## [TASK TO COMPLETE]
In the records below, print each line exactly and leave every image out.

(Images of pages and their text)
=== Section Start ===
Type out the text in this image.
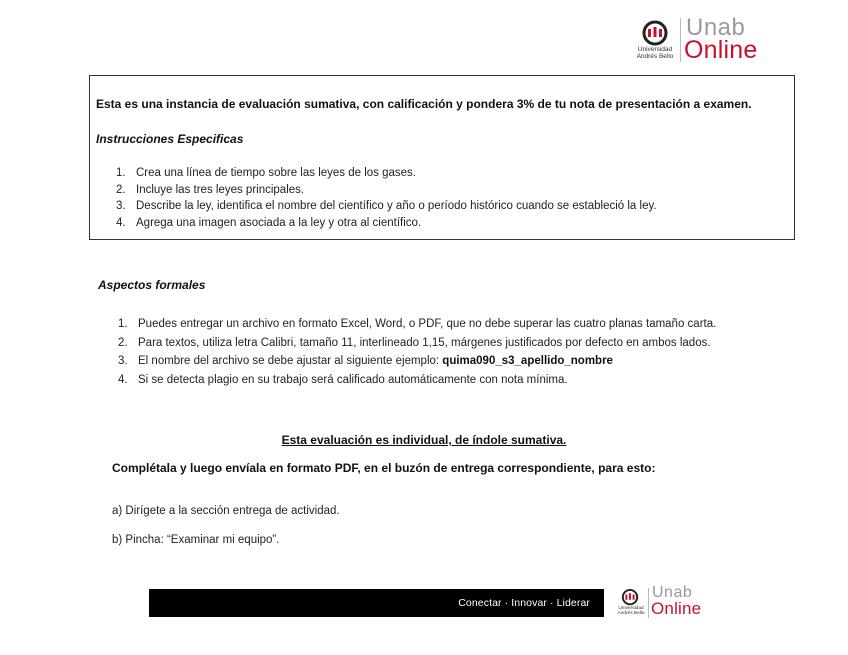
Universidad
Andrés Bello
Unab
Online
Esta es una instancia de evaluación sumativa, con calificación y pondera 3% de tu nota de presentación a examen.
Instrucciones Especificas
1. Crea una línea de tiempo sobre las leyes de los gases.
2. Incluye las tres leyes principales.
3. Describe la ley, identifica el nombre del científico y año o período histórico cuando se estableció la ley.
4. Agrega una imagen asociada a la ley y otra al científico.
Aspectos formales
1. Puedes entregar un archivo en formato Excel, Word, o PDF, que no debe superar las cuatro planas tamaño carta.
2. Para textos, utiliza letra Calibri, tamaño 11, interlineado 1,15, márgenes justificados por defecto en ambos lados.
3. El nombre del archivo se debe ajustar al siguiente ejemplo: quima090_s3_apellido_nombre
4. Si se detecta plagio en su trabajo será calificado automáticamente con nota mínima.
Esta evaluación es individual, de índole sumativa.
Complétala y luego envíala en formato PDF, en el buzón de entrega correspondiente, para esto:
a) Dirígete a la sección entrega de actividad.
b) Pincha: “Examinar mi equipo”.
Conectar · Innovar · Liderar	Universidad
Andrés Bello
Unab
Online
=== Section End ===
## [TASK ANSWER]
Type out the text in this image.
Universidad
Andrés Bello
Unab
Online
Esta es una instancia de evaluación sumativa, con calificación y pondera 3% de tu nota de presentación a examen.
Instrucciones Especificas
1. Crea una línea de tiempo sobre las leyes de los gases.
2. Incluye las tres leyes principales.
3. Describe la ley, identifica el nombre del científico y año o período histórico cuando se estableció la ley.
4. Agrega una imagen asociada a la ley y otra al científico.
Aspectos formales
1. Puedes entregar un archivo en formato Excel, Word, o PDF, que no debe superar las cuatro planas tamaño carta.
2. Para textos, utiliza letra Calibri, tamaño 11, interlineado 1,15, márgenes justificados por defecto en ambos lados.
3. El nombre del archivo se debe ajustar al siguiente ejemplo: quima090_s3_apellido_nombre
4. Si se detecta plagio en su trabajo será calificado automáticamente con nota mínima.
Esta evaluación es individual, de índole sumativa.
Complétala y luego envíala en formato PDF, en el buzón de entrega correspondiente, para esto:
a) Dirígete a la sección entrega de actividad.
b) Pincha: “Examinar mi equipo”.
Conectar · Innovar · Liderar	Universidad
Andrés Bello
Unab
Online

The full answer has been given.